GIVEN TASK:
Give only the number of lines in the records below that contain the word "نیاز".

>> Begin DATASET EXCERPTS

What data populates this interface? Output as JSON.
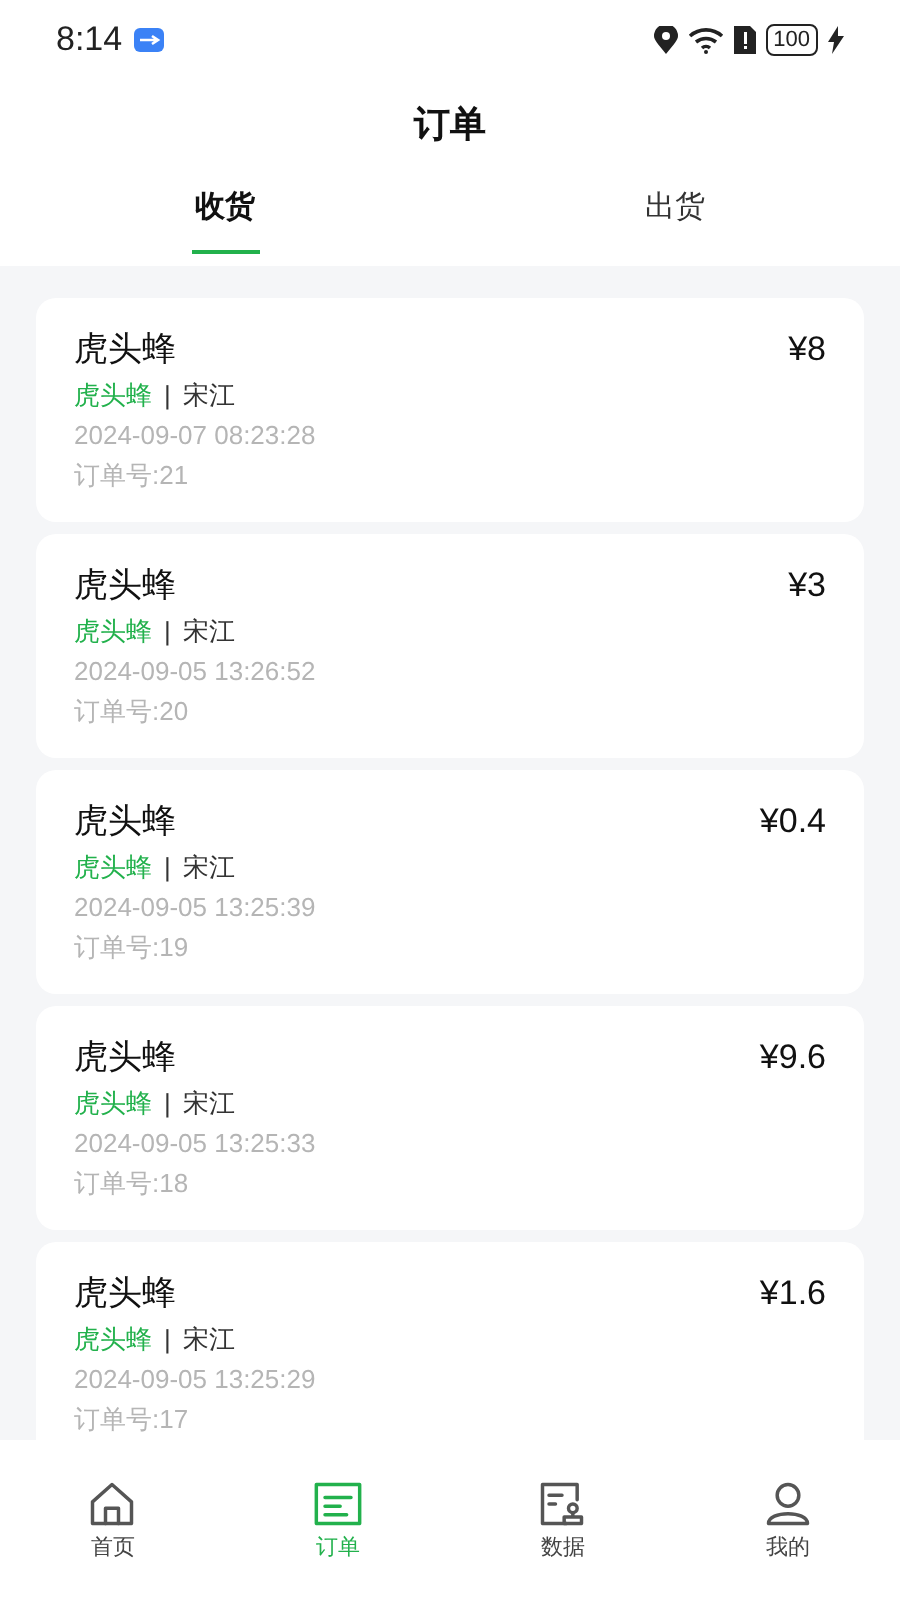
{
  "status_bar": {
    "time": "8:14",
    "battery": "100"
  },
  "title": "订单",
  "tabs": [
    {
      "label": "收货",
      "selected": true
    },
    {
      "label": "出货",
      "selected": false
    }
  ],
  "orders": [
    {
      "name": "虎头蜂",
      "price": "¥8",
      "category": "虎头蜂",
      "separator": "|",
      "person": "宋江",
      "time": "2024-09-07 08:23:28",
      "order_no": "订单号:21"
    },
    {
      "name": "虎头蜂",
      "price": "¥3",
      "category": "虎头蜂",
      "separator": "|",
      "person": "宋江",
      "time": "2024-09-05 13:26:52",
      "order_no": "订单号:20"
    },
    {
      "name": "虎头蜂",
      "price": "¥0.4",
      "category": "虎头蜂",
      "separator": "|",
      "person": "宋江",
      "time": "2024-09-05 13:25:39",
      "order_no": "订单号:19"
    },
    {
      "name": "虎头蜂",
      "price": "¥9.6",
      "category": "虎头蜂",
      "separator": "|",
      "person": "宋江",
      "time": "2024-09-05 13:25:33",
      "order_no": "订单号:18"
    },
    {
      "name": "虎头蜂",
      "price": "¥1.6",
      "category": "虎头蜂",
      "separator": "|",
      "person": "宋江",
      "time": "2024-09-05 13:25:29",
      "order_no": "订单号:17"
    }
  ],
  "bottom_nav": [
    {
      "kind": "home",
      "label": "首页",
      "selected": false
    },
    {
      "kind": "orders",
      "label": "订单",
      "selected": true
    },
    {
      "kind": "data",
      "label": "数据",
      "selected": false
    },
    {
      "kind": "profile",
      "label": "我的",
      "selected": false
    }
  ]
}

>> End DATASET EXCERPTS
>> Begin DATASET EXCERPTS

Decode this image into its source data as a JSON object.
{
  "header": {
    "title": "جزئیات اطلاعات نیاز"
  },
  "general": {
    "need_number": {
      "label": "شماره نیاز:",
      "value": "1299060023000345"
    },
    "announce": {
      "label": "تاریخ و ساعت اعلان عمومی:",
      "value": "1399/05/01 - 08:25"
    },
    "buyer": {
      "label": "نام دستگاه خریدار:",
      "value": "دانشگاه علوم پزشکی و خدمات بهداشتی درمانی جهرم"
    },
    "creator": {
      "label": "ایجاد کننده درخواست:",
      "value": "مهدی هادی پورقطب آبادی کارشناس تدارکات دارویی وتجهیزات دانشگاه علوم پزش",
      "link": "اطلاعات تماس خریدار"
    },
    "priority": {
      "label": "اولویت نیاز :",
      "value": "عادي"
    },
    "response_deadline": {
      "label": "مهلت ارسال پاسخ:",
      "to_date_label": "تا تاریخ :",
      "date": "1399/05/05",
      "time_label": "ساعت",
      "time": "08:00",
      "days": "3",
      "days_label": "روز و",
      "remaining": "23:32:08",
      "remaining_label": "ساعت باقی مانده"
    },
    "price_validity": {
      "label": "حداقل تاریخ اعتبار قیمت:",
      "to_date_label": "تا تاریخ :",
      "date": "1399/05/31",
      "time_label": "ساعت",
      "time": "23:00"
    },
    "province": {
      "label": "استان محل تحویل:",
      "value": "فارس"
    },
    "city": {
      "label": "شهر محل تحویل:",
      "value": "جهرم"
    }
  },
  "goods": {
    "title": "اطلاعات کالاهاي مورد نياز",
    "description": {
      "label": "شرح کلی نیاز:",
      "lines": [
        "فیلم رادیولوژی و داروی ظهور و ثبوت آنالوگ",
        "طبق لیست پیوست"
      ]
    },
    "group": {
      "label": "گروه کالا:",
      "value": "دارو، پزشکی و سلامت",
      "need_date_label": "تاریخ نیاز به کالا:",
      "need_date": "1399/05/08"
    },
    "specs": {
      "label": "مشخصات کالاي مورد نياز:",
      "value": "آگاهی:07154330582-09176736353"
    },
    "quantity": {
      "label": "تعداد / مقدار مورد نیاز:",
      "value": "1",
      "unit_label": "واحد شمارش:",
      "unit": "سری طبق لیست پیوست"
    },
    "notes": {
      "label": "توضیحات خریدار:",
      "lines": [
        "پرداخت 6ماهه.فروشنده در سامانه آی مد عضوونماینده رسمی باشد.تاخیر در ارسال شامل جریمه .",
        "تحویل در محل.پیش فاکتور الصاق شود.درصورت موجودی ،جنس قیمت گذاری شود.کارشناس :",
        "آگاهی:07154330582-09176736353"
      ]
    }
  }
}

>> End DATASET EXCERPTS

SOLUTION TO THIS TASK:
6